• [GIVEN RECORDS]:
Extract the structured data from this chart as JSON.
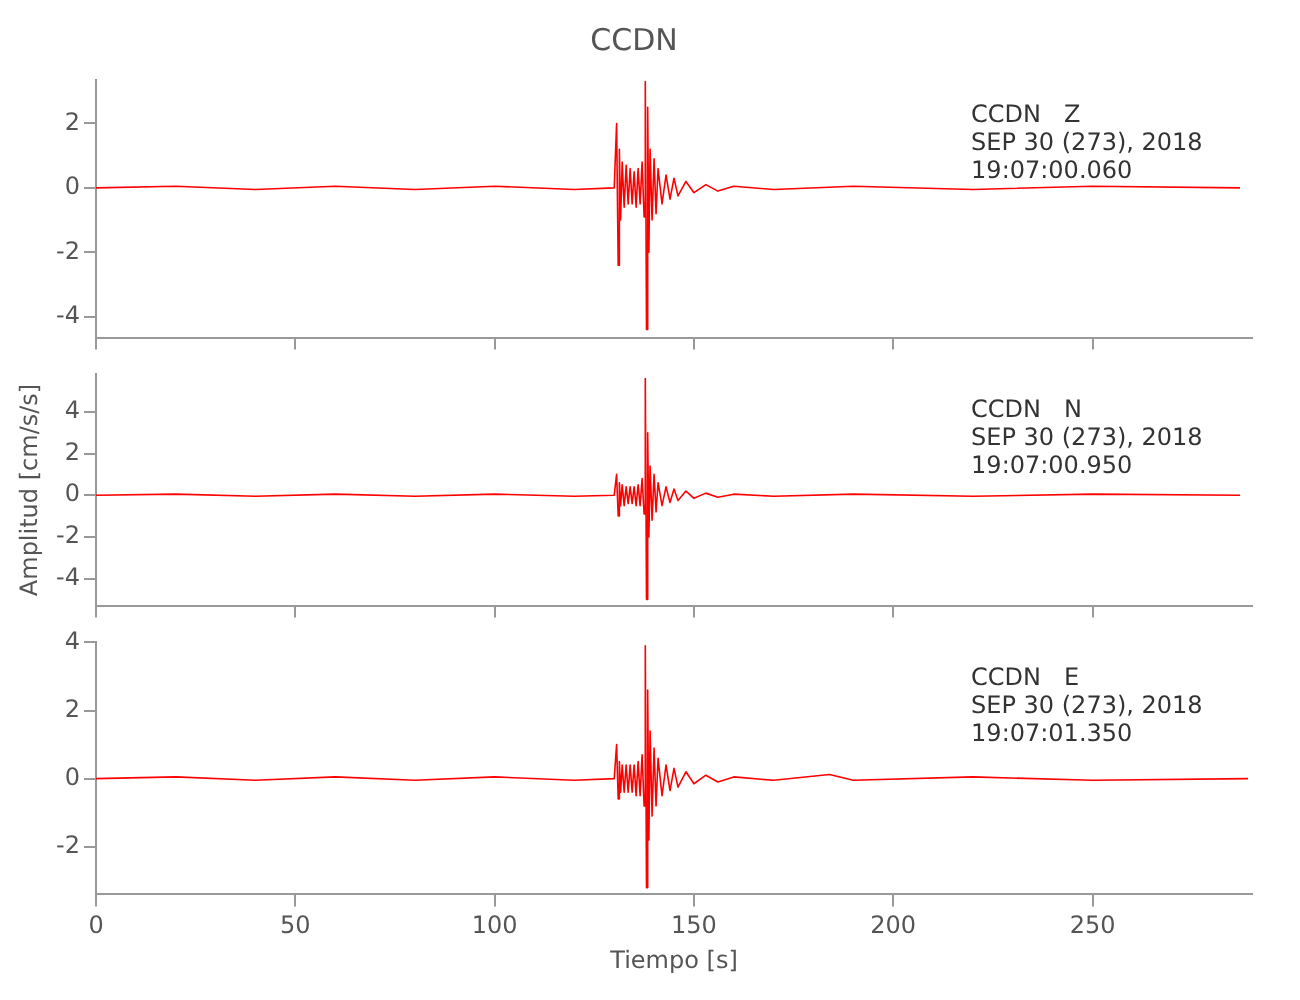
{
  "chart_data": [
    {
      "type": "line",
      "title": "CCDN",
      "annotations": [
        "CCDN   Z",
        "SEP 30 (273), 2018",
        "19:07:00.060"
      ],
      "xlim": [
        0,
        290
      ],
      "xticks": [
        0,
        50,
        100,
        150,
        200,
        250
      ],
      "ylim": [
        -4.65,
        3.35
      ],
      "yticks": [
        -4,
        -2,
        0,
        2
      ],
      "tick_labels": "y",
      "series": [
        {
          "color": "#ff0000",
          "x": [
            0,
            20,
            40,
            60,
            80,
            100,
            120,
            130,
            130.6,
            131,
            131.3,
            131.6,
            132,
            132.5,
            133,
            133.5,
            134,
            134.5,
            135,
            135.5,
            136,
            136.5,
            137,
            137.5,
            137.8,
            138.1,
            138.4,
            138.7,
            139,
            139.5,
            140,
            140.5,
            141,
            142,
            143,
            144,
            145,
            146,
            148,
            150,
            153,
            156,
            160,
            170,
            190,
            220,
            250,
            287
          ],
          "values": [
            0,
            0.05,
            -0.05,
            0.05,
            -0.05,
            0.05,
            -0.05,
            0,
            2.0,
            -2.4,
            1.2,
            -1.0,
            0.8,
            -0.6,
            0.7,
            -0.5,
            0.6,
            -0.5,
            0.5,
            -0.6,
            0.6,
            -0.5,
            0.8,
            -0.9,
            3.3,
            -4.4,
            2.5,
            -2.0,
            1.2,
            -1.0,
            0.9,
            -0.8,
            0.6,
            -0.5,
            0.4,
            -0.35,
            0.3,
            -0.25,
            0.2,
            -0.15,
            0.1,
            -0.1,
            0.05,
            -0.05,
            0.05,
            -0.05,
            0.05,
            0
          ]
        }
      ]
    },
    {
      "type": "line",
      "ylabel": "Amplitud [cm/s/s]",
      "annotations": [
        "CCDN   N",
        "SEP 30 (273), 2018",
        "19:07:00.950"
      ],
      "xlim": [
        0,
        290
      ],
      "xticks": [
        0,
        50,
        100,
        150,
        200,
        250
      ],
      "ylim": [
        -5.3,
        5.8
      ],
      "yticks": [
        -4,
        -2,
        0,
        2,
        4
      ],
      "tick_labels": "y",
      "series": [
        {
          "color": "#ff0000",
          "x": [
            0,
            20,
            40,
            60,
            80,
            100,
            120,
            130,
            130.6,
            131,
            131.3,
            131.6,
            132,
            132.5,
            133,
            133.5,
            134,
            134.5,
            135,
            135.5,
            136,
            136.5,
            137,
            137.5,
            137.8,
            138.1,
            138.4,
            138.7,
            139,
            139.5,
            140,
            140.5,
            141,
            142,
            143,
            144,
            145,
            146,
            148,
            150,
            153,
            156,
            160,
            170,
            190,
            220,
            250,
            287
          ],
          "values": [
            0,
            0.05,
            -0.05,
            0.05,
            -0.05,
            0.05,
            -0.05,
            0,
            1.0,
            -1.0,
            0.6,
            -0.5,
            0.5,
            -0.5,
            0.4,
            -0.4,
            0.4,
            -0.4,
            0.4,
            -0.5,
            0.5,
            -0.5,
            0.8,
            -0.9,
            5.6,
            -5.0,
            3.0,
            -2.0,
            1.4,
            -1.2,
            1.0,
            -0.8,
            0.6,
            -0.5,
            0.4,
            -0.35,
            0.3,
            -0.25,
            0.2,
            -0.15,
            0.1,
            -0.1,
            0.05,
            -0.05,
            0.05,
            -0.05,
            0.05,
            0
          ]
        }
      ]
    },
    {
      "type": "line",
      "xlabel": "Tiempo [s]",
      "annotations": [
        "CCDN   E",
        "SEP 30 (273), 2018",
        "19:07:01.350"
      ],
      "xlim": [
        0,
        290
      ],
      "xticks": [
        0,
        50,
        100,
        150,
        200,
        250
      ],
      "ylim": [
        -3.4,
        4
      ],
      "yticks": [
        -2,
        0,
        2,
        4
      ],
      "series": [
        {
          "color": "#ff0000",
          "x": [
            0,
            20,
            40,
            60,
            80,
            100,
            120,
            130,
            130.6,
            131,
            131.3,
            131.6,
            132,
            132.5,
            133,
            133.5,
            134,
            134.5,
            135,
            135.5,
            136,
            136.5,
            137,
            137.5,
            137.8,
            138.1,
            138.4,
            138.7,
            139,
            139.5,
            140,
            140.5,
            141,
            142,
            143,
            144,
            145,
            146,
            148,
            150,
            153,
            156,
            160,
            170,
            184,
            190,
            220,
            250,
            289
          ],
          "values": [
            0,
            0.05,
            -0.05,
            0.05,
            -0.05,
            0.05,
            -0.05,
            0,
            1.0,
            -0.6,
            0.5,
            -0.4,
            0.4,
            -0.4,
            0.4,
            -0.4,
            0.4,
            -0.4,
            0.4,
            -0.5,
            0.5,
            -0.5,
            0.7,
            -0.8,
            3.9,
            -3.2,
            2.6,
            -1.8,
            1.4,
            -1.1,
            0.9,
            -0.8,
            0.6,
            -0.5,
            0.4,
            -0.35,
            0.3,
            -0.25,
            0.2,
            -0.15,
            0.1,
            -0.1,
            0.05,
            -0.05,
            0.12,
            -0.05,
            0.05,
            -0.05,
            0
          ]
        }
      ]
    }
  ]
}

• [WORK TO DO]: Restate the listing above word for word, and skip the pictures.

• [EXERCISE ANSWER]:
Extract the structured data from this chart as JSON.
{
  "chart_data": [
    {
      "type": "line",
      "title": "CCDN",
      "annotations": [
        "CCDN   Z",
        "SEP 30 (273), 2018",
        "19:07:00.060"
      ],
      "xlim": [
        0,
        290
      ],
      "xticks": [
        0,
        50,
        100,
        150,
        200,
        250
      ],
      "ylim": [
        -4.65,
        3.35
      ],
      "yticks": [
        -4,
        -2,
        0,
        2
      ],
      "tick_labels": "y",
      "series": [
        {
          "color": "#ff0000",
          "x": [
            0,
            20,
            40,
            60,
            80,
            100,
            120,
            130,
            130.6,
            131,
            131.3,
            131.6,
            132,
            132.5,
            133,
            133.5,
            134,
            134.5,
            135,
            135.5,
            136,
            136.5,
            137,
            137.5,
            137.8,
            138.1,
            138.4,
            138.7,
            139,
            139.5,
            140,
            140.5,
            141,
            142,
            143,
            144,
            145,
            146,
            148,
            150,
            153,
            156,
            160,
            170,
            190,
            220,
            250,
            287
          ],
          "values": [
            0,
            0.05,
            -0.05,
            0.05,
            -0.05,
            0.05,
            -0.05,
            0,
            2.0,
            -2.4,
            1.2,
            -1.0,
            0.8,
            -0.6,
            0.7,
            -0.5,
            0.6,
            -0.5,
            0.5,
            -0.6,
            0.6,
            -0.5,
            0.8,
            -0.9,
            3.3,
            -4.4,
            2.5,
            -2.0,
            1.2,
            -1.0,
            0.9,
            -0.8,
            0.6,
            -0.5,
            0.4,
            -0.35,
            0.3,
            -0.25,
            0.2,
            -0.15,
            0.1,
            -0.1,
            0.05,
            -0.05,
            0.05,
            -0.05,
            0.05,
            0
          ]
        }
      ]
    },
    {
      "type": "line",
      "ylabel": "Amplitud [cm/s/s]",
      "annotations": [
        "CCDN   N",
        "SEP 30 (273), 2018",
        "19:07:00.950"
      ],
      "xlim": [
        0,
        290
      ],
      "xticks": [
        0,
        50,
        100,
        150,
        200,
        250
      ],
      "ylim": [
        -5.3,
        5.8
      ],
      "yticks": [
        -4,
        -2,
        0,
        2,
        4
      ],
      "tick_labels": "y",
      "series": [
        {
          "color": "#ff0000",
          "x": [
            0,
            20,
            40,
            60,
            80,
            100,
            120,
            130,
            130.6,
            131,
            131.3,
            131.6,
            132,
            132.5,
            133,
            133.5,
            134,
            134.5,
            135,
            135.5,
            136,
            136.5,
            137,
            137.5,
            137.8,
            138.1,
            138.4,
            138.7,
            139,
            139.5,
            140,
            140.5,
            141,
            142,
            143,
            144,
            145,
            146,
            148,
            150,
            153,
            156,
            160,
            170,
            190,
            220,
            250,
            287
          ],
          "values": [
            0,
            0.05,
            -0.05,
            0.05,
            -0.05,
            0.05,
            -0.05,
            0,
            1.0,
            -1.0,
            0.6,
            -0.5,
            0.5,
            -0.5,
            0.4,
            -0.4,
            0.4,
            -0.4,
            0.4,
            -0.5,
            0.5,
            -0.5,
            0.8,
            -0.9,
            5.6,
            -5.0,
            3.0,
            -2.0,
            1.4,
            -1.2,
            1.0,
            -0.8,
            0.6,
            -0.5,
            0.4,
            -0.35,
            0.3,
            -0.25,
            0.2,
            -0.15,
            0.1,
            -0.1,
            0.05,
            -0.05,
            0.05,
            -0.05,
            0.05,
            0
          ]
        }
      ]
    },
    {
      "type": "line",
      "xlabel": "Tiempo [s]",
      "annotations": [
        "CCDN   E",
        "SEP 30 (273), 2018",
        "19:07:01.350"
      ],
      "xlim": [
        0,
        290
      ],
      "xticks": [
        0,
        50,
        100,
        150,
        200,
        250
      ],
      "ylim": [
        -3.4,
        4
      ],
      "yticks": [
        -2,
        0,
        2,
        4
      ],
      "series": [
        {
          "color": "#ff0000",
          "x": [
            0,
            20,
            40,
            60,
            80,
            100,
            120,
            130,
            130.6,
            131,
            131.3,
            131.6,
            132,
            132.5,
            133,
            133.5,
            134,
            134.5,
            135,
            135.5,
            136,
            136.5,
            137,
            137.5,
            137.8,
            138.1,
            138.4,
            138.7,
            139,
            139.5,
            140,
            140.5,
            141,
            142,
            143,
            144,
            145,
            146,
            148,
            150,
            153,
            156,
            160,
            170,
            184,
            190,
            220,
            250,
            289
          ],
          "values": [
            0,
            0.05,
            -0.05,
            0.05,
            -0.05,
            0.05,
            -0.05,
            0,
            1.0,
            -0.6,
            0.5,
            -0.4,
            0.4,
            -0.4,
            0.4,
            -0.4,
            0.4,
            -0.4,
            0.4,
            -0.5,
            0.5,
            -0.5,
            0.7,
            -0.8,
            3.9,
            -3.2,
            2.6,
            -1.8,
            1.4,
            -1.1,
            0.9,
            -0.8,
            0.6,
            -0.5,
            0.4,
            -0.35,
            0.3,
            -0.25,
            0.2,
            -0.15,
            0.1,
            -0.1,
            0.05,
            -0.05,
            0.12,
            -0.05,
            0.05,
            -0.05,
            0
          ]
        }
      ]
    }
  ]
}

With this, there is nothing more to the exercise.